EXERCISE TASK:
Work out how many lines in the entries below include the word "color". Give nothing but the number.

Dataset rows about figures:

┄┄┄┄┄┄┄┄┄┄

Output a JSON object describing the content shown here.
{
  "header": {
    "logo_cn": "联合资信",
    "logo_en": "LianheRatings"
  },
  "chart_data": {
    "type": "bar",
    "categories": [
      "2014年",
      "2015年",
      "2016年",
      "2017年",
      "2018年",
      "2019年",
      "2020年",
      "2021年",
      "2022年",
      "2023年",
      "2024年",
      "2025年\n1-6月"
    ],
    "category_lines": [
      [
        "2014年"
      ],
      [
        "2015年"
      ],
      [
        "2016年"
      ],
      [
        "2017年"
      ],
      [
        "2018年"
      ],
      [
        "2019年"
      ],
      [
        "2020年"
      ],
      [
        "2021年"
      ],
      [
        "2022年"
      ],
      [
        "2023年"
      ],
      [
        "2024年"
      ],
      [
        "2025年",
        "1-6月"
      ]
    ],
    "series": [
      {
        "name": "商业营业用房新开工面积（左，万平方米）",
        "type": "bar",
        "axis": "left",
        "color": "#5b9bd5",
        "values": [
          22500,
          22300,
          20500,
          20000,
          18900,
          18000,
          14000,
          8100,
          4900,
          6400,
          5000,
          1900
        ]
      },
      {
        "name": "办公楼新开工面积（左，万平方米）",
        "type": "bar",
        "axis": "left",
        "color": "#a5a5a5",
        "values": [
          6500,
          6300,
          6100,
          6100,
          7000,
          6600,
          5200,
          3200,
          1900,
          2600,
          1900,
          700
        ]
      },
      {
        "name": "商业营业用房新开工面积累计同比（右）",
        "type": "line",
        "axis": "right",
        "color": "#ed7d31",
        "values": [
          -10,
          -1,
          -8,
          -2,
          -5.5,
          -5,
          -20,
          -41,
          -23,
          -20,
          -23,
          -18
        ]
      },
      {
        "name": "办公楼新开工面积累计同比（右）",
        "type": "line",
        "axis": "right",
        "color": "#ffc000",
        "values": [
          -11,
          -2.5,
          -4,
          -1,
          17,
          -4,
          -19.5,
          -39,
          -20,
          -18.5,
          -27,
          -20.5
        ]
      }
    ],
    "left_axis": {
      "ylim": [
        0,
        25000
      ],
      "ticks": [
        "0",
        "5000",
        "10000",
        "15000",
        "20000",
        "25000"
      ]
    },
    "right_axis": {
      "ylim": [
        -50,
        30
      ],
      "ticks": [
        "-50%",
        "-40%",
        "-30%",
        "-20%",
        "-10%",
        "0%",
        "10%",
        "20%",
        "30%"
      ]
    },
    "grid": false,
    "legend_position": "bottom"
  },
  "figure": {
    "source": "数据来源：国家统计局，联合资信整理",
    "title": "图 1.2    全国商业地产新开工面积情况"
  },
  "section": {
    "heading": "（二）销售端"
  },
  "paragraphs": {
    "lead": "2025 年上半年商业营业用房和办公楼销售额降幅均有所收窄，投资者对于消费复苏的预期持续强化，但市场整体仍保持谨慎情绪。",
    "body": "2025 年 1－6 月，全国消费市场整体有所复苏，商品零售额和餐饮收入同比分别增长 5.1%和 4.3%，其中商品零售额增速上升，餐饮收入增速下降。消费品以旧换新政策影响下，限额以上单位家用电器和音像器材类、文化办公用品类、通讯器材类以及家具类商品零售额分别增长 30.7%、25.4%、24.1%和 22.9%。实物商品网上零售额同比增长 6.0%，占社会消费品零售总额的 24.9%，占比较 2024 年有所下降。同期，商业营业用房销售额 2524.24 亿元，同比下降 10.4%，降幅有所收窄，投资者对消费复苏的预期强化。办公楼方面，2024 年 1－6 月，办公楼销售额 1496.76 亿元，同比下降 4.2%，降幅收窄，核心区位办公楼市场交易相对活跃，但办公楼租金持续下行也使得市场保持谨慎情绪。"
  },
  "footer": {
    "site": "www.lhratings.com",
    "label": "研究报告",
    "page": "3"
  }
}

┄┄┄┄┄┄┄┄┄┄

SOLUTION BELOW:
4